Extracted records:
________________________
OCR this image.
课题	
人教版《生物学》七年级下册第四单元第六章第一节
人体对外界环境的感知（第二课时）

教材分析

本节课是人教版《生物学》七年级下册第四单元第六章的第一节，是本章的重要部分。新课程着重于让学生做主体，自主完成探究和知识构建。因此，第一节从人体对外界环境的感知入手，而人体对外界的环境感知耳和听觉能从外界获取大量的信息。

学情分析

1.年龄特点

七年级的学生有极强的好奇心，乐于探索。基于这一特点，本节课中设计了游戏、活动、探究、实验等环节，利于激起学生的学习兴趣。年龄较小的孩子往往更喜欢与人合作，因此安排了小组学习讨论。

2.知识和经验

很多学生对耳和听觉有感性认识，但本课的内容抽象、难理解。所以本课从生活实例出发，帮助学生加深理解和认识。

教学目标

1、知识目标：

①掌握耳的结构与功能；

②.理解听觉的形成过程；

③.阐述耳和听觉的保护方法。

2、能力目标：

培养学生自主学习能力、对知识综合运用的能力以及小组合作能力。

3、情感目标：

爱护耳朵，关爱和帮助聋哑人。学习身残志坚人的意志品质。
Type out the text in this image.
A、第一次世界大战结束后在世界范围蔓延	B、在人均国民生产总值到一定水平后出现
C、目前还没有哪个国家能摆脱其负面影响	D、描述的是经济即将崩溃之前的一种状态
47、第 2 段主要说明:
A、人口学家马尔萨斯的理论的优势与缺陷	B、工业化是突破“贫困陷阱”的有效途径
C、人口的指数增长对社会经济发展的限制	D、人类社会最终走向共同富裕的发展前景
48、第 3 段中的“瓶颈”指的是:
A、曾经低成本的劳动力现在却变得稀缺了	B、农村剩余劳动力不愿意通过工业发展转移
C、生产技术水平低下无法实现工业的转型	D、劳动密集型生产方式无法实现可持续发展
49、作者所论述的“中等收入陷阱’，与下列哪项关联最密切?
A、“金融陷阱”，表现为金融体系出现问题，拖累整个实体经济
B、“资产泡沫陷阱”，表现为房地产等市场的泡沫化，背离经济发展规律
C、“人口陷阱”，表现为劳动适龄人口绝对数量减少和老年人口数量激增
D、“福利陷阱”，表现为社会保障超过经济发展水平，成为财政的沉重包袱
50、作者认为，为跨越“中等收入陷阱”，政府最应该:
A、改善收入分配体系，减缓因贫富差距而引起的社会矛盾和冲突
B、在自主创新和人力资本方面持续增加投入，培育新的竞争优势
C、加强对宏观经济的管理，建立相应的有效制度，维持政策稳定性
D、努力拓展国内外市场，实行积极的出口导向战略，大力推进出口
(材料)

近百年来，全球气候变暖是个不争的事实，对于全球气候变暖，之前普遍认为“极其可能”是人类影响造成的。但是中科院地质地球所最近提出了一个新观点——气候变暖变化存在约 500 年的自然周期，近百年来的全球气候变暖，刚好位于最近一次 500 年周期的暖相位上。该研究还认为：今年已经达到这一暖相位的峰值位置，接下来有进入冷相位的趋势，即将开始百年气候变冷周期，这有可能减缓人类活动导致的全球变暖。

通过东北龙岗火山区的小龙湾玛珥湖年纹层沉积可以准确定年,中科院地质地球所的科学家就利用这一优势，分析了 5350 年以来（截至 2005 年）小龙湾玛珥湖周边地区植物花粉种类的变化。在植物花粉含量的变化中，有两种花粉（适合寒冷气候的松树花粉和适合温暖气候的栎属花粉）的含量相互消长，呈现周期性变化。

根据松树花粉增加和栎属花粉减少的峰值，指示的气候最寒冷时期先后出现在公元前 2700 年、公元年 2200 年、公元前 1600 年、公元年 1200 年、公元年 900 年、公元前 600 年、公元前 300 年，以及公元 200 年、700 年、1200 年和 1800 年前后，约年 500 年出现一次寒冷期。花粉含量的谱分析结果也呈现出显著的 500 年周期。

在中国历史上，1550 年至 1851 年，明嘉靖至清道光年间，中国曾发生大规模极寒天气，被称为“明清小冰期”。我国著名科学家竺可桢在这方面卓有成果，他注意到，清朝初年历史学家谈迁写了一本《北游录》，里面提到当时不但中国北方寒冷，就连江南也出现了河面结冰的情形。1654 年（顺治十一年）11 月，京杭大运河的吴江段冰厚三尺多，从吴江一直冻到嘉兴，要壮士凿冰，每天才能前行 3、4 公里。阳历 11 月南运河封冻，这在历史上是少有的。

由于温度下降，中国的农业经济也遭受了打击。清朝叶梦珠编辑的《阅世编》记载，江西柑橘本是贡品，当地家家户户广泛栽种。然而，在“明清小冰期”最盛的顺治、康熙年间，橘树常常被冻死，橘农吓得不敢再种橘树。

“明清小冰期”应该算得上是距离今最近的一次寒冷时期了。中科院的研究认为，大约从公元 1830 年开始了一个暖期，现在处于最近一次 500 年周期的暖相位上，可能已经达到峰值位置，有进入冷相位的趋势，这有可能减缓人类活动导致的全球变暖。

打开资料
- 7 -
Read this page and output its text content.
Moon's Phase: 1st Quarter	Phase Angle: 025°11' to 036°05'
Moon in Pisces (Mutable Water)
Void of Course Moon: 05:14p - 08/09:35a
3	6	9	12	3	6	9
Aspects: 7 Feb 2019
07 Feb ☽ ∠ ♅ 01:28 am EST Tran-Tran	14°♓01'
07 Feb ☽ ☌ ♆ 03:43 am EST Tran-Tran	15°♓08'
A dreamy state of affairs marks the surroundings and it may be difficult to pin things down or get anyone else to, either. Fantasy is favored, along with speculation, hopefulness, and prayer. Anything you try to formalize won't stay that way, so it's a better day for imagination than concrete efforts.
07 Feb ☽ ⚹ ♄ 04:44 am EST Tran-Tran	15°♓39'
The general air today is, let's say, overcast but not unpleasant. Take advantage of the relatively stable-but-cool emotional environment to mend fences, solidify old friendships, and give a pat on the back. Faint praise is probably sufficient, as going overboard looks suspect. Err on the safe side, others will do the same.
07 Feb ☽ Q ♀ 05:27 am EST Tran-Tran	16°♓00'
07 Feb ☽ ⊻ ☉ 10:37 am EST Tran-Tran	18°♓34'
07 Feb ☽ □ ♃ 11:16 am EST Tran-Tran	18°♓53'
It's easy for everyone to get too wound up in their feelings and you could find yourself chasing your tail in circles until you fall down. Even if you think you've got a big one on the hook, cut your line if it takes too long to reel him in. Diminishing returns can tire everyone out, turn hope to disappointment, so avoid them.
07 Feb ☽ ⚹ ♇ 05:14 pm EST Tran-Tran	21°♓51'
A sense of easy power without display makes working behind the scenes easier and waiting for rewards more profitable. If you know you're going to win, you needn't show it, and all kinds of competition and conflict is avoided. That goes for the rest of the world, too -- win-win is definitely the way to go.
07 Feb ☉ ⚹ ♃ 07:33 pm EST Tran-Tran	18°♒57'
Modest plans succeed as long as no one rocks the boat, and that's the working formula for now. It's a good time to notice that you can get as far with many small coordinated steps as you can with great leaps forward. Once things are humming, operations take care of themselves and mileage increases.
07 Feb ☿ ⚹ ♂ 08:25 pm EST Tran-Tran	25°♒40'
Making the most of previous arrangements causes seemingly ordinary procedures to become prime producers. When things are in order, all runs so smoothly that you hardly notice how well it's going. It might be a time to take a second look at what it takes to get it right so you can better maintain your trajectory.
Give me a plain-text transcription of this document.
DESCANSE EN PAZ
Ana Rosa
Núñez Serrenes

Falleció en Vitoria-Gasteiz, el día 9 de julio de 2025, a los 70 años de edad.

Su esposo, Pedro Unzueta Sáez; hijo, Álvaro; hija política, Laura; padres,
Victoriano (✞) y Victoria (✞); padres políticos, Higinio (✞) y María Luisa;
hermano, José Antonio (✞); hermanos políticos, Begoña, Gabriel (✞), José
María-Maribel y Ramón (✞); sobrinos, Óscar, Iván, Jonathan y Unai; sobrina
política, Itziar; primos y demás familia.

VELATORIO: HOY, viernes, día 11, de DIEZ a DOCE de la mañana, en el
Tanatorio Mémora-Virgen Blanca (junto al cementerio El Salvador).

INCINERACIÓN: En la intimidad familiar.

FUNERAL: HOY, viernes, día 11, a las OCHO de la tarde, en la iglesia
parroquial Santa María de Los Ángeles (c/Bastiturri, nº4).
________________________
### Problem to solve
Which lines hold the word "中等收入陷阱"? Return all of them from the records above.

### Written response
49、作者所论述的“中等收入陷阱’，与下列哪项关联最密切?
50、作者认为，为跨越“中等收入陷阱”，政府最应该:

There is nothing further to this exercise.